▸ **STATED PROBLEM**: All records must be quoted exactly. Omit the pictures.

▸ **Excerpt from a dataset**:
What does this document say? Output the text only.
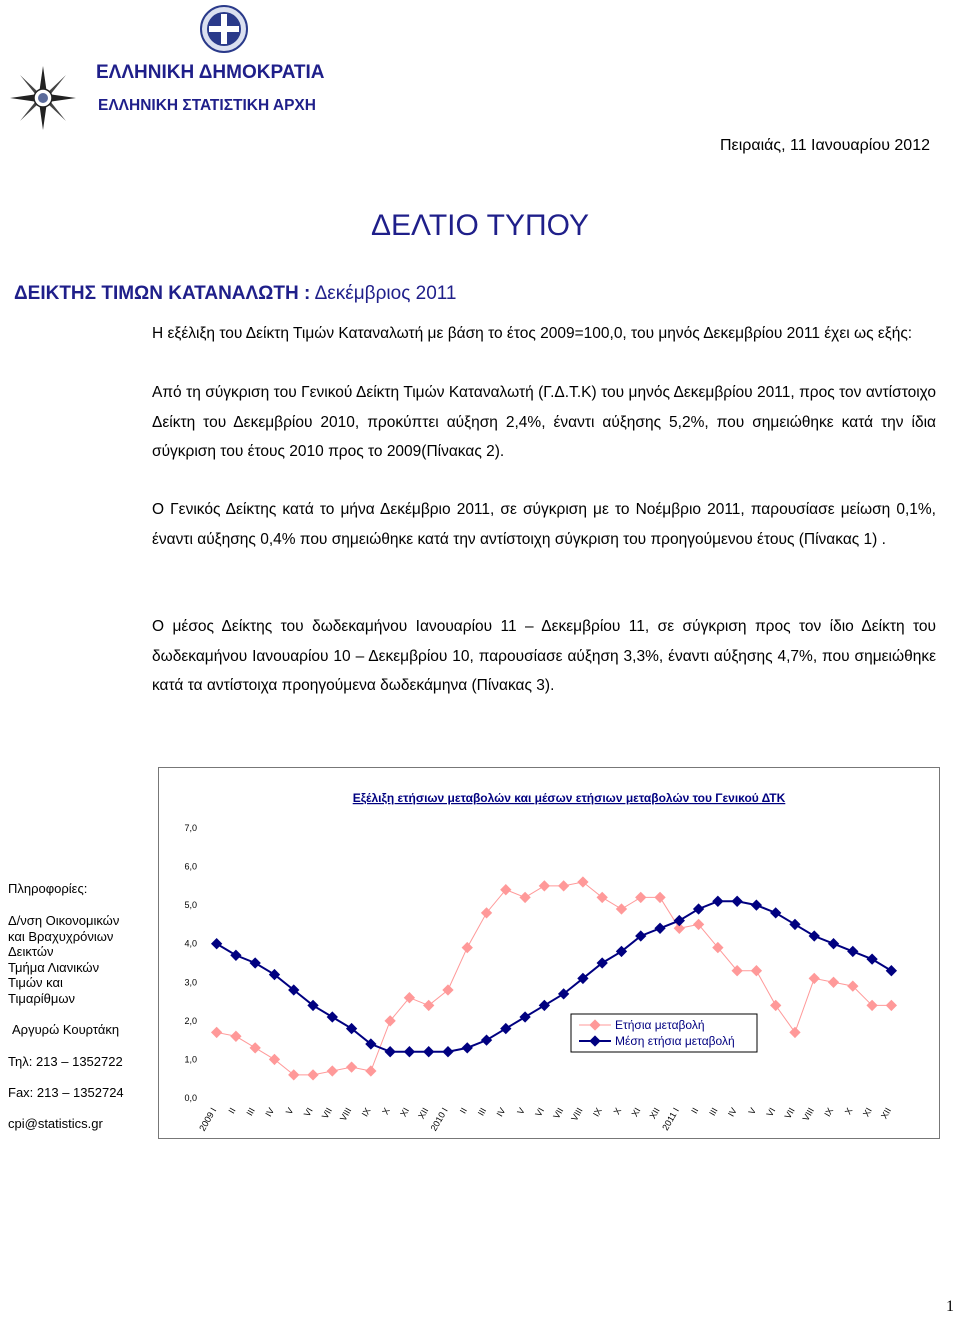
ΕΛΛΗΝΙΚΗ ΔΗΜΟΚΡΑΤΙΑ
ΕΛΛΗΝΙΚΗ ΣΤΑΤΙΣΤΙΚΗ ΑΡΧΗ
Πειραιάς, 11 Ιανουαρίου 2012
ΔΕΛΤΙΟ ΤΥΠΟΥ
ΔΕΙΚΤΗΣ ΤΙΜΩΝ ΚΑΤΑΝΑΛΩΤΗ : Δεκέμβριος 2011
Η εξέλιξη του Δείκτη Τιμών Καταναλωτή με βάση το έτος 2009=100,0, του μηνός Δεκεμβρίου 2011 έχει ως εξής:
Από τη σύγκριση του Γενικού Δείκτη Τιμών Καταναλωτή (Γ.Δ.Τ.Κ) του μηνός Δεκεμβρίου 2011, προς τον αντίστοιχο Δείκτη του Δεκεμβρίου 2010, προκύπτει αύξηση 2,4%, έναντι αύξησης 5,2%, που σημειώθηκε κατά την ίδια σύγκριση του έτους 2010 προς το 2009(Πίνακας 2).
Ο Γενικός Δείκτης κατά το μήνα Δεκέμβριο 2011, σε σύγκριση με το Νοέμβριο 2011, παρουσίασε μείωση 0,1%, έναντι αύξησης 0,4% που σημειώθηκε κατά την αντίστοιχη σύγκριση του προηγούμενου έτους (Πίνακας 1) .
Ο μέσος Δείκτης του δωδεκαμήνου Ιανουαρίου 11 – Δεκεμβρίου 11, σε σύγκριση προς τον ίδιο Δείκτη του δωδεκαμήνου Ιανουαρίου 10 – Δεκεμβρίου 10, παρουσίασε αύξηση 3,3%, έναντι αύξησης 4,7%, που σημειώθηκε κατά τα αντίστοιχα προηγούμενα δωδεκάμηνα (Πίνακας 3).
Πληροφορίες:
Δ/νση Οικονομικών
και Βραχυχρόνιων
Δεικτών
Τμήμα Λιανικών
Τιμών και
Τιμαρίθμων
Αργυρώ Κουρτάκη
Τηλ: 213 – 1352722
Fax: 213 – 1352724
cpi@statistics.gr
Εξέλιξη ετήσιων μεταβολών και μέσων ετήσιων μεταβολών του Γενικού ΔΤΚ
0,0
1,0
2,0
3,0
4,0
5,0
6,0
7,0
2009 I II III IV V VI VII VIII IX X XI XII
2010 I II III IV V VI VII VIII IX X XI XII
2011 I II III IV V VI VII VIII IX X XI XII
Ετήσια μεταβολή
Μέση ετήσια μεταβολή
1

▸ **WORKED SOLUTION**:
What does this document say? Output the text only.
ΕΛΛΗΝΙΚΗ ΔΗΜΟΚΡΑΤΙΑ
ΕΛΛΗΝΙΚΗ ΣΤΑΤΙΣΤΙΚΗ ΑΡΧΗ
Πειραιάς, 11 Ιανουαρίου 2012
ΔΕΛΤΙΟ ΤΥΠΟΥ
ΔΕΙΚΤΗΣ ΤΙΜΩΝ ΚΑΤΑΝΑΛΩΤΗ : Δεκέμβριος 2011
Η εξέλιξη του Δείκτη Τιμών Καταναλωτή με βάση το έτος 2009=100,0, του μηνός Δεκεμβρίου 2011 έχει ως εξής:
Από τη σύγκριση του Γενικού Δείκτη Τιμών Καταναλωτή (Γ.Δ.Τ.Κ) του μηνός Δεκεμβρίου 2011, προς τον αντίστοιχο Δείκτη του Δεκεμβρίου 2010, προκύπτει αύξηση 2,4%, έναντι αύξησης 5,2%, που σημειώθηκε κατά την ίδια σύγκριση του έτους 2010 προς το 2009(Πίνακας 2).
Ο Γενικός Δείκτης κατά το μήνα Δεκέμβριο 2011, σε σύγκριση με το Νοέμβριο 2011, παρουσίασε μείωση 0,1%, έναντι αύξησης 0,4% που σημειώθηκε κατά την αντίστοιχη σύγκριση του προηγούμενου έτους (Πίνακας 1) .
Ο μέσος Δείκτης του δωδεκαμήνου Ιανουαρίου 11 – Δεκεμβρίου 11, σε σύγκριση προς τον ίδιο Δείκτη του δωδεκαμήνου Ιανουαρίου 10 – Δεκεμβρίου 10, παρουσίασε αύξηση 3,3%, έναντι αύξησης 4,7%, που σημειώθηκε κατά τα αντίστοιχα προηγούμενα δωδεκάμηνα (Πίνακας 3).
Πληροφορίες:
Δ/νση Οικονομικών
και Βραχυχρόνιων
Δεικτών
Τμήμα Λιανικών
Τιμών και
Τιμαρίθμων
Αργυρώ Κουρτάκη
Τηλ: 213 – 1352722
Fax: 213 – 1352724
cpi@statistics.gr
Εξέλιξη ετήσιων μεταβολών και μέσων ετήσιων μεταβολών του Γενικού ΔΤΚ
0,0
1,0
2,0
3,0
4,0
5,0
6,0
7,0
2009 I II III IV V VI VII VIII IX X XI XII
2010 I II III IV V VI VII VIII IX X XI XII
2011 I II III IV V VI VII VIII IX X XI XII
Ετήσια μεταβολή
Μέση ετήσια μεταβολή
1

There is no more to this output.